### INSTRUCTIONS FOR THE TASK:
Work out how many lines of the listing hold the string "alimentari". Answer with that number alone.

### ITEMS:
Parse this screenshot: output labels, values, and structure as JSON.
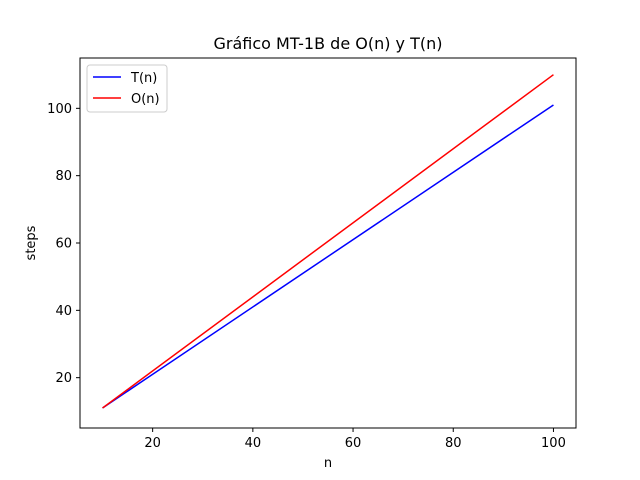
{
  "chart_data": {
    "type": "line",
    "title": "Gráfico MT-1B de O(n) y T(n)",
    "xlabel": "n",
    "ylabel": "steps",
    "xlim": [
      5.5,
      104.5
    ],
    "ylim": [
      5.05,
      114.95
    ],
    "xticks": [
      20,
      40,
      60,
      80,
      100
    ],
    "yticks": [
      20,
      40,
      60,
      80,
      100
    ],
    "grid": false,
    "legend_position": "top-left",
    "x": [
      10,
      100
    ],
    "series": [
      {
        "name": "T(n)",
        "color": "#0000ff",
        "values": [
          11,
          101
        ]
      },
      {
        "name": "O(n)",
        "color": "#ff0000",
        "values": [
          11,
          110
        ]
      }
    ]
  }
}
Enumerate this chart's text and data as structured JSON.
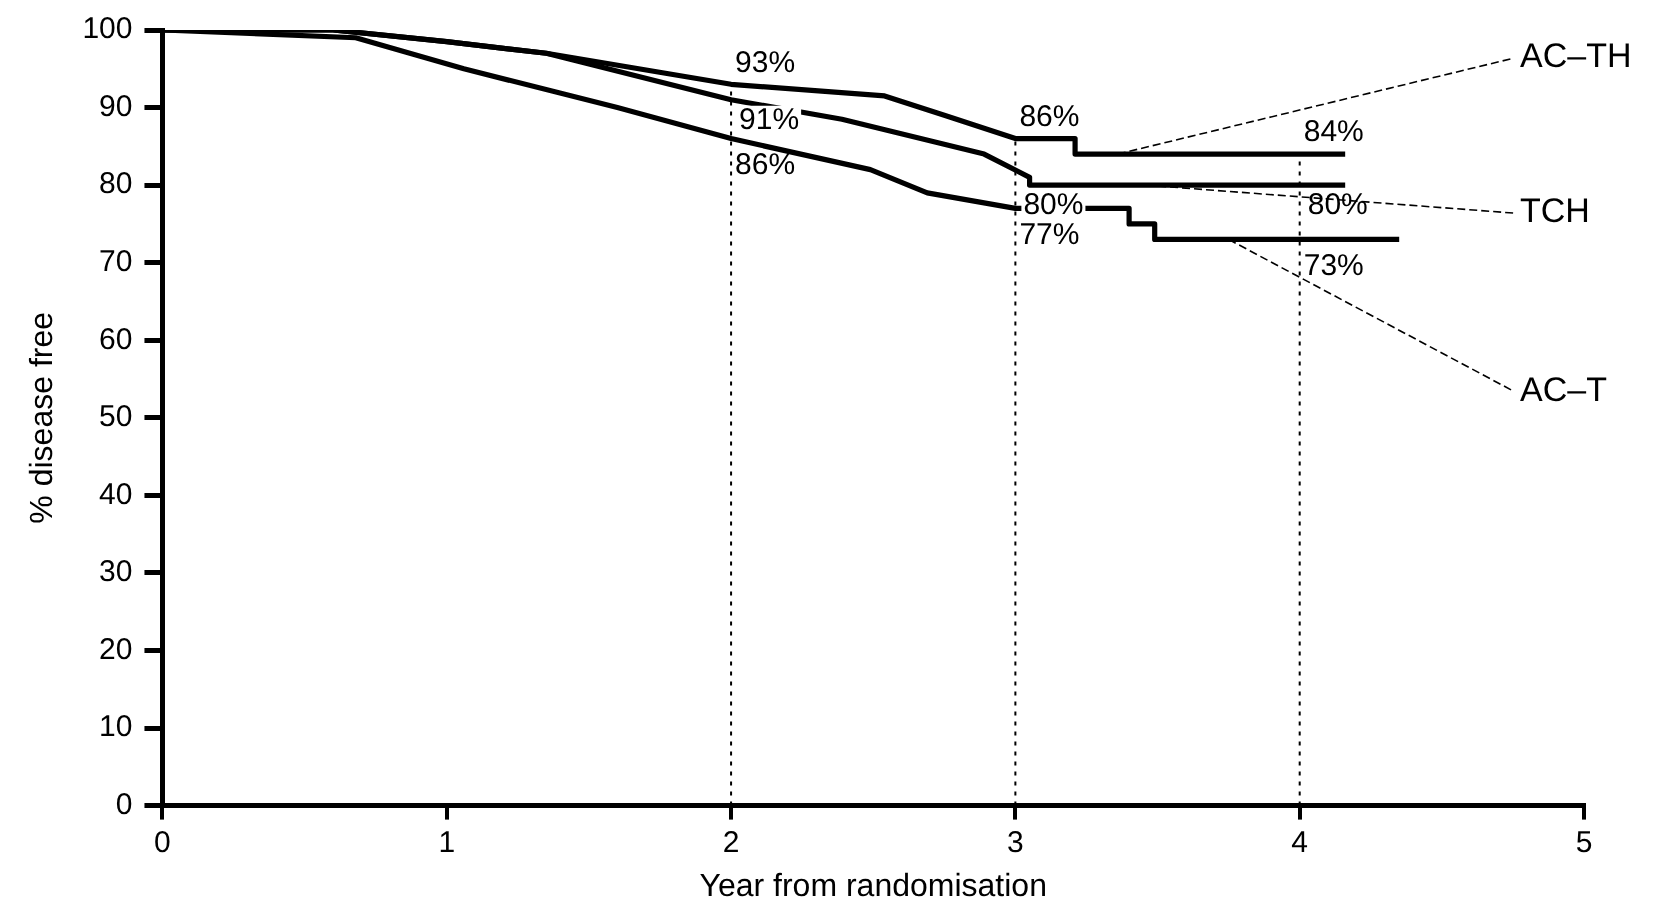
{
  "chart_data": {
    "type": "line",
    "xlabel": "Year from randomisation",
    "ylabel": "% disease free",
    "xlim": [
      0,
      5
    ],
    "xticks": [
      0,
      1,
      2,
      3,
      4,
      5
    ],
    "ylim": [
      0,
      100
    ],
    "yticks": [
      0,
      10,
      20,
      30,
      40,
      50,
      60,
      70,
      80,
      90,
      100
    ],
    "grid": false,
    "legend": false,
    "marker": "none",
    "line_style": "solid",
    "series": [
      {
        "name": "AC–TH",
        "color": "#000000",
        "x": [
          0,
          0.6,
          1.0,
          1.35,
          2,
          2.54,
          2.75,
          3.0,
          3.21,
          3.21,
          4.16
        ],
        "values": [
          100,
          100,
          98.5,
          97,
          93,
          91.5,
          89,
          86,
          86,
          84,
          84
        ]
      },
      {
        "name": "TCH",
        "color": "#000000",
        "x": [
          0,
          0.6,
          1.0,
          1.35,
          2,
          2.39,
          2.89,
          3.05,
          3.05,
          4.16
        ],
        "values": [
          100,
          100,
          98.5,
          97,
          91,
          88.5,
          84,
          81,
          80,
          80
        ]
      },
      {
        "name": "AC–T",
        "color": "#000000",
        "x": [
          0,
          0.68,
          1.06,
          1.6,
          2,
          2.49,
          2.69,
          3.0,
          3.4,
          3.4,
          3.49,
          3.49,
          4.35
        ],
        "values": [
          100,
          99,
          95,
          90,
          86,
          82,
          79,
          77,
          77,
          75,
          75,
          73,
          73
        ]
      }
    ],
    "ref_lines": [
      {
        "axis": "x",
        "value": 2,
        "line_style": "dotted"
      },
      {
        "axis": "x",
        "value": 3,
        "line_style": "dotted"
      },
      {
        "axis": "x",
        "value": 4,
        "line_style": "dotted"
      }
    ],
    "annotations": [
      {
        "text": "93%",
        "x": 2,
        "y": 93
      },
      {
        "text": "91%",
        "x": 2,
        "y": 91
      },
      {
        "text": "86%",
        "x": 2,
        "y": 86
      },
      {
        "text": "86%",
        "x": 3,
        "y": 86
      },
      {
        "text": "80%",
        "x": 3,
        "y": 80
      },
      {
        "text": "77%",
        "x": 3,
        "y": 77
      },
      {
        "text": "84%",
        "x": 4,
        "y": 84
      },
      {
        "text": "80%",
        "x": 4,
        "y": 80
      },
      {
        "text": "73%",
        "x": 4,
        "y": 73
      }
    ]
  }
}
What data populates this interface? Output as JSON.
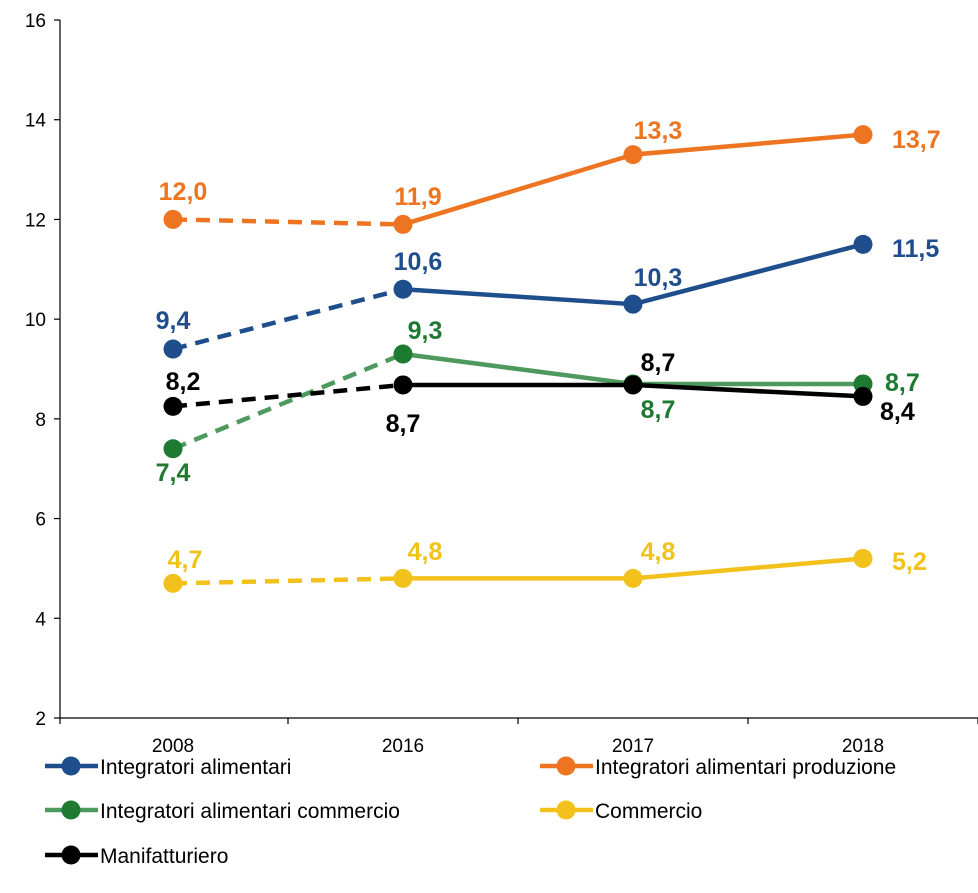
{
  "chart_data": {
    "type": "line",
    "categories": [
      "2008",
      "2016",
      "2017",
      "2018"
    ],
    "ylim": [
      2,
      16
    ],
    "yticks": [
      2,
      4,
      6,
      8,
      10,
      12,
      14,
      16
    ],
    "grid": false,
    "legend_position": "bottom",
    "note": "",
    "series": [
      {
        "name": "Integratori alimentari",
        "color": "#1f4e8c",
        "values": [
          9.4,
          10.6,
          10.3,
          11.5
        ],
        "labels": [
          "9,4",
          "10,6",
          "10,3",
          "11,5"
        ],
        "label_color": "#1f4e8c"
      },
      {
        "name": "Integratori alimentari produzione",
        "color": "#ed7522",
        "values": [
          12.0,
          11.9,
          13.3,
          13.7
        ],
        "labels": [
          "12,0",
          "11,9",
          "13,3",
          "13,7"
        ],
        "label_color": "#ed7522"
      },
      {
        "name": "Integratori alimentari commercio",
        "color": "#4e9a5e",
        "values": [
          7.4,
          9.3,
          8.7,
          8.7
        ],
        "labels": [
          "7,4",
          "9,3",
          "8,7",
          "8,7"
        ],
        "label_color": "#1e7a30",
        "marker_color": "#1e7a30"
      },
      {
        "name": "Commercio",
        "color": "#f2c11b",
        "values": [
          4.7,
          4.8,
          4.8,
          5.2
        ],
        "labels": [
          "4,7",
          "4,8",
          "4,8",
          "5,2"
        ],
        "label_color": "#f2c11b"
      },
      {
        "name": "Manifatturiero",
        "color": "#000000",
        "values": [
          8.25,
          8.68,
          8.68,
          8.45
        ],
        "labels": [
          "8,2",
          "8,7",
          "8,7",
          "8,4"
        ],
        "label_color": "#000000"
      }
    ]
  }
}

### OUTPUT OF THE EXERCISE:
3